>> begin Data for this exercise

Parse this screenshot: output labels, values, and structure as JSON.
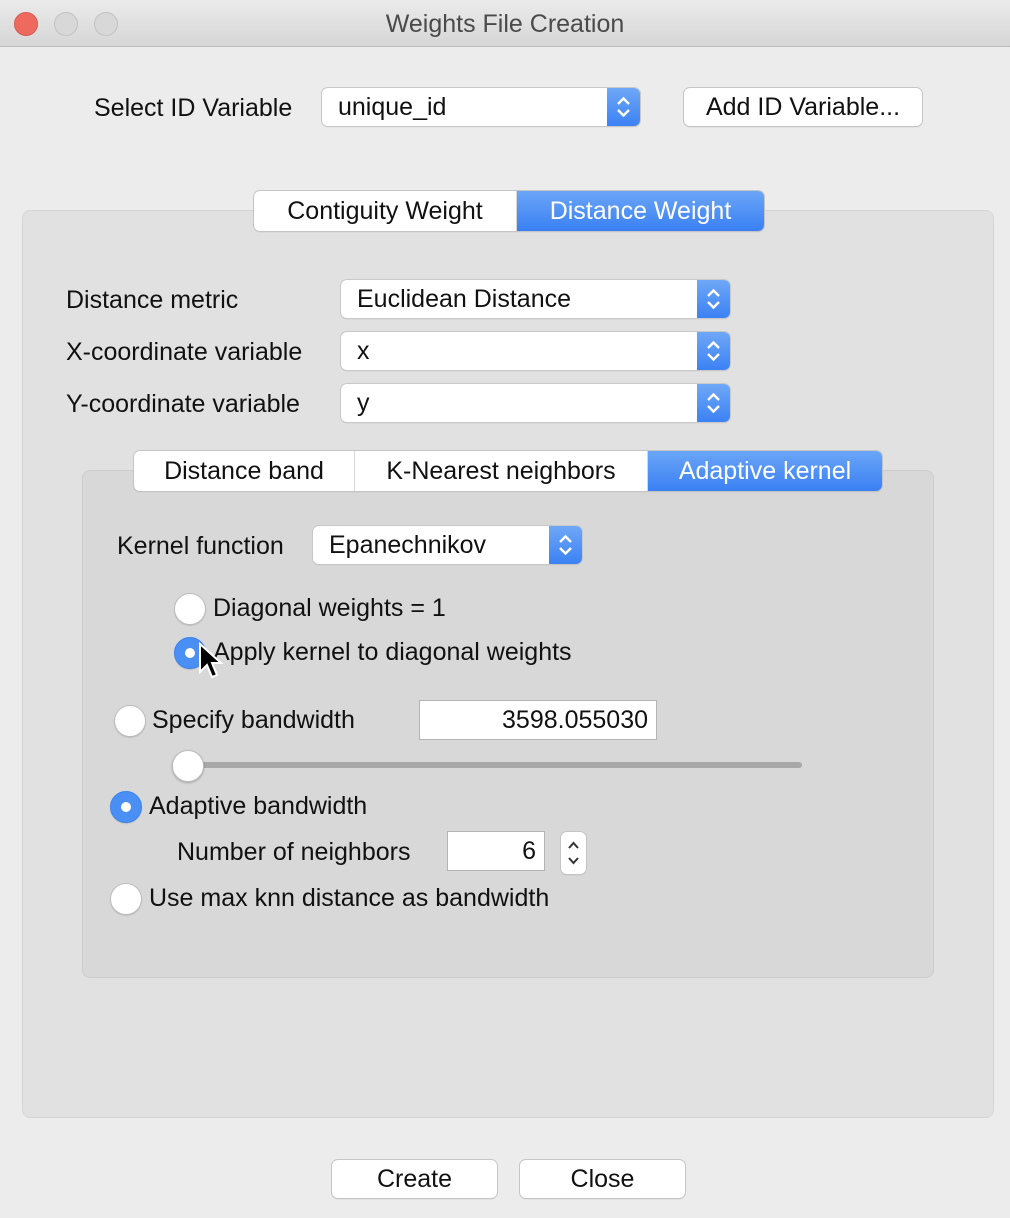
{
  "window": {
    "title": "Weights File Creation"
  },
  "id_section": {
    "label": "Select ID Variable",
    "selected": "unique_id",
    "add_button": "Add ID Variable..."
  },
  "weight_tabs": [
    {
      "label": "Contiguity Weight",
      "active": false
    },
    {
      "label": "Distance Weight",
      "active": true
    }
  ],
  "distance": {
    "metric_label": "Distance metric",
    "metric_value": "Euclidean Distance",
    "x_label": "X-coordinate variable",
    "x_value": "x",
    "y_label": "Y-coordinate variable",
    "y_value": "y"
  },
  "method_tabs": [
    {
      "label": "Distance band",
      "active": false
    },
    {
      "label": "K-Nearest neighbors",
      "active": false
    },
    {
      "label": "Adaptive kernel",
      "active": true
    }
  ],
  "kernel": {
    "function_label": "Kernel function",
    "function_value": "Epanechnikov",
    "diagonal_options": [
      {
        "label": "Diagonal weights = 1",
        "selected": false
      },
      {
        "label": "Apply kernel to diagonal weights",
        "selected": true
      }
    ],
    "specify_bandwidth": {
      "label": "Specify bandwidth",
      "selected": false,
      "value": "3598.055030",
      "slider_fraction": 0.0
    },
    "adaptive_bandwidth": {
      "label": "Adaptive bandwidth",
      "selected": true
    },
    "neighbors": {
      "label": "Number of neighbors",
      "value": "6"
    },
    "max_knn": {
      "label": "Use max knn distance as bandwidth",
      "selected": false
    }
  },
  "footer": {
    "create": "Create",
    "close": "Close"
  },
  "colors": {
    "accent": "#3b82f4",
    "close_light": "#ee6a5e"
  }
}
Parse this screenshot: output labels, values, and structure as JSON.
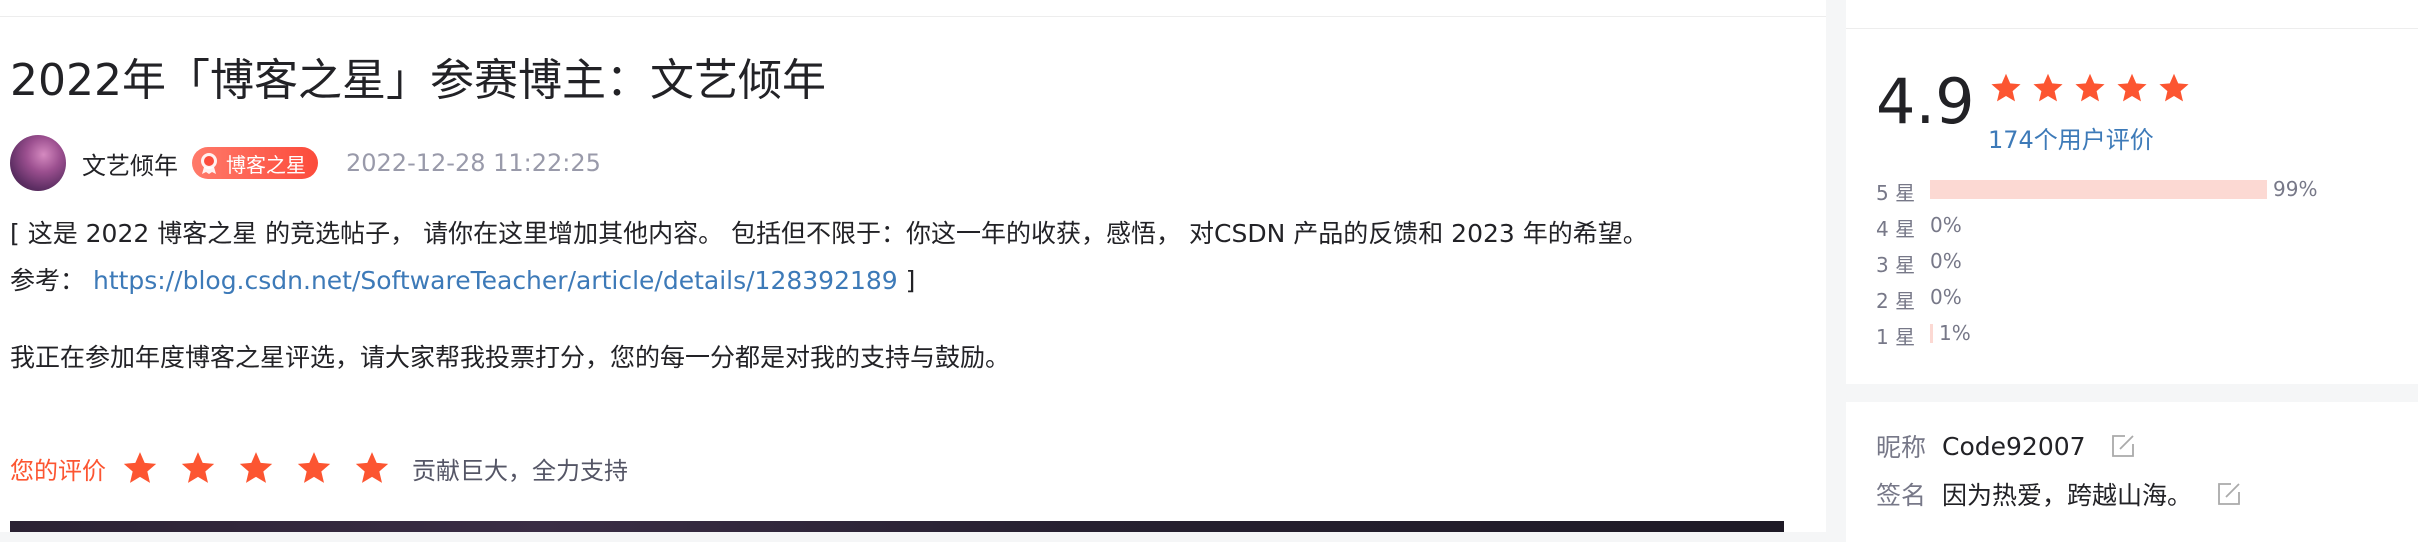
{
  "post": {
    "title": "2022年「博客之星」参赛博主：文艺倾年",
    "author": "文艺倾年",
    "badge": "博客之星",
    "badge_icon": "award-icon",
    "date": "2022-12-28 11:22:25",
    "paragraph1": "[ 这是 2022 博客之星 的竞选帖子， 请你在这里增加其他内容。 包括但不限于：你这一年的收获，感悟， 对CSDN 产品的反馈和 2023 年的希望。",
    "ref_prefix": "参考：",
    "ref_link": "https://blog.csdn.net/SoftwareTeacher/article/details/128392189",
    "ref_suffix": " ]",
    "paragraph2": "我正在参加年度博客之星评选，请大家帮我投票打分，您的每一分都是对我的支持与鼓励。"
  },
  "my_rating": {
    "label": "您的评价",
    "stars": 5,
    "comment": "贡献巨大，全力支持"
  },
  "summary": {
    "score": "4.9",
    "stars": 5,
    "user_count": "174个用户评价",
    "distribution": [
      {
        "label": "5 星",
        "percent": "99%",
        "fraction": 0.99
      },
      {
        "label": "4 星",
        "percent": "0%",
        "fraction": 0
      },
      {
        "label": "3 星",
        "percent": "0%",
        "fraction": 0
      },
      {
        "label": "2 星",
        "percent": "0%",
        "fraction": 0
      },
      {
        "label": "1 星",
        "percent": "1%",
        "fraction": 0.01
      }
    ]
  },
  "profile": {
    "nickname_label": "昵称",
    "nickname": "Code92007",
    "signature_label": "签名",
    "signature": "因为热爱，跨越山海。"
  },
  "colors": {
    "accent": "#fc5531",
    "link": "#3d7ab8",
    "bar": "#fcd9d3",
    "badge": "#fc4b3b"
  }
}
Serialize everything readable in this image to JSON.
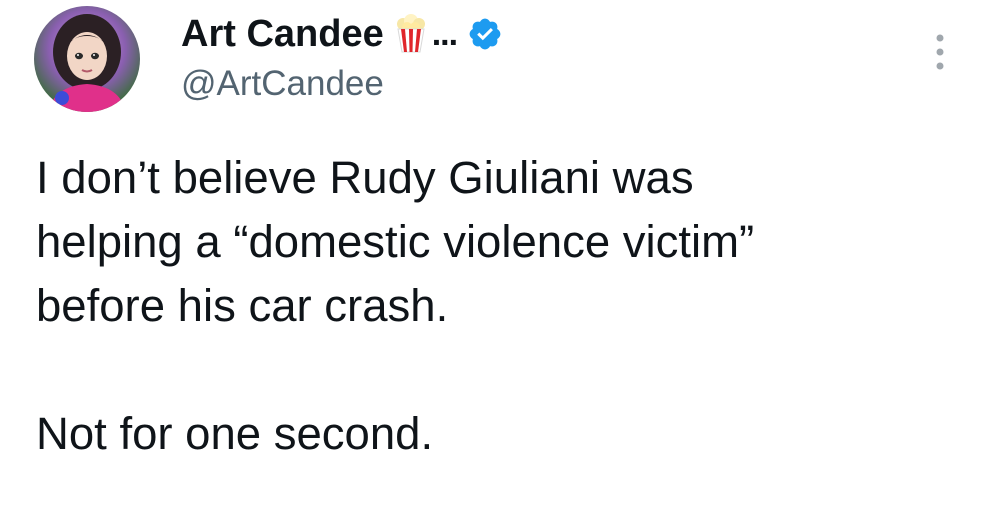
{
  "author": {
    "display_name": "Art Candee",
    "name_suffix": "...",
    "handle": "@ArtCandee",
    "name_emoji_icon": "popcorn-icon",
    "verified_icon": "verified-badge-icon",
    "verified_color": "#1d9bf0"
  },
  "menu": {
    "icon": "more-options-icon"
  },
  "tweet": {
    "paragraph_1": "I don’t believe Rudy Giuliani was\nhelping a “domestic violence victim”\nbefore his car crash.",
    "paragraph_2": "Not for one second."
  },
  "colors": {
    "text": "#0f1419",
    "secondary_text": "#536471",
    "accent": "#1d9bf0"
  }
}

>> end Data for this exercise

Directions for this task
Each line above is to be copied verbatim. Drop any image from the copy.

Answer in full
Parse this screenshot: output labels, values, and structure as JSON.
{
  "window": {
    "title": "Weights File Creation"
  },
  "id_section": {
    "label": "Select ID Variable",
    "selected": "unique_id",
    "add_button": "Add ID Variable..."
  },
  "weight_tabs": [
    {
      "label": "Contiguity Weight",
      "active": false
    },
    {
      "label": "Distance Weight",
      "active": true
    }
  ],
  "distance": {
    "metric_label": "Distance metric",
    "metric_value": "Euclidean Distance",
    "x_label": "X-coordinate variable",
    "x_value": "x",
    "y_label": "Y-coordinate variable",
    "y_value": "y"
  },
  "method_tabs": [
    {
      "label": "Distance band",
      "active": false
    },
    {
      "label": "K-Nearest neighbors",
      "active": false
    },
    {
      "label": "Adaptive kernel",
      "active": true
    }
  ],
  "kernel": {
    "function_label": "Kernel function",
    "function_value": "Epanechnikov",
    "diagonal_options": [
      {
        "label": "Diagonal weights = 1",
        "selected": false
      },
      {
        "label": "Apply kernel to diagonal weights",
        "selected": true
      }
    ],
    "specify_bandwidth": {
      "label": "Specify bandwidth",
      "selected": false,
      "value": "3598.055030",
      "slider_fraction": 0.0
    },
    "adaptive_bandwidth": {
      "label": "Adaptive bandwidth",
      "selected": true
    },
    "neighbors": {
      "label": "Number of neighbors",
      "value": "6"
    },
    "max_knn": {
      "label": "Use max knn distance as bandwidth",
      "selected": false
    }
  },
  "footer": {
    "create": "Create",
    "close": "Close"
  },
  "colors": {
    "accent": "#3b82f4",
    "close_light": "#ee6a5e"
  }
}
Parse this screenshot: output labels, values, and structure as JSON.
{
  "post": {
    "title": "2022年「博客之星」参赛博主：文艺倾年",
    "author": "文艺倾年",
    "badge": "博客之星",
    "badge_icon": "award-icon",
    "date": "2022-12-28 11:22:25",
    "paragraph1": "[ 这是 2022 博客之星 的竞选帖子， 请你在这里增加其他内容。 包括但不限于：你这一年的收获，感悟， 对CSDN 产品的反馈和 2023 年的希望。",
    "ref_prefix": "参考：",
    "ref_link": "https://blog.csdn.net/SoftwareTeacher/article/details/128392189",
    "ref_suffix": " ]",
    "paragraph2": "我正在参加年度博客之星评选，请大家帮我投票打分，您的每一分都是对我的支持与鼓励。"
  },
  "my_rating": {
    "label": "您的评价",
    "stars": 5,
    "comment": "贡献巨大，全力支持"
  },
  "summary": {
    "score": "4.9",
    "stars": 5,
    "user_count": "174个用户评价",
    "distribution": [
      {
        "label": "5 星",
        "percent": "99%",
        "fraction": 0.99
      },
      {
        "label": "4 星",
        "percent": "0%",
        "fraction": 0
      },
      {
        "label": "3 星",
        "percent": "0%",
        "fraction": 0
      },
      {
        "label": "2 星",
        "percent": "0%",
        "fraction": 0
      },
      {
        "label": "1 星",
        "percent": "1%",
        "fraction": 0.01
      }
    ]
  },
  "profile": {
    "nickname_label": "昵称",
    "nickname": "Code92007",
    "signature_label": "签名",
    "signature": "因为热爱，跨越山海。"
  },
  "colors": {
    "accent": "#fc5531",
    "link": "#3d7ab8",
    "bar": "#fcd9d3",
    "badge": "#fc4b3b"
  }
}
Serialize everything readable in this image to JSON.
{
  "author": {
    "display_name": "Art Candee",
    "name_suffix": "...",
    "handle": "@ArtCandee",
    "name_emoji_icon": "popcorn-icon",
    "verified_icon": "verified-badge-icon",
    "verified_color": "#1d9bf0"
  },
  "menu": {
    "icon": "more-options-icon"
  },
  "tweet": {
    "paragraph_1": "I don’t believe Rudy Giuliani was\nhelping a “domestic violence victim”\nbefore his car crash.",
    "paragraph_2": "Not for one second."
  },
  "colors": {
    "text": "#0f1419",
    "secondary_text": "#536471",
    "accent": "#1d9bf0"
  }
}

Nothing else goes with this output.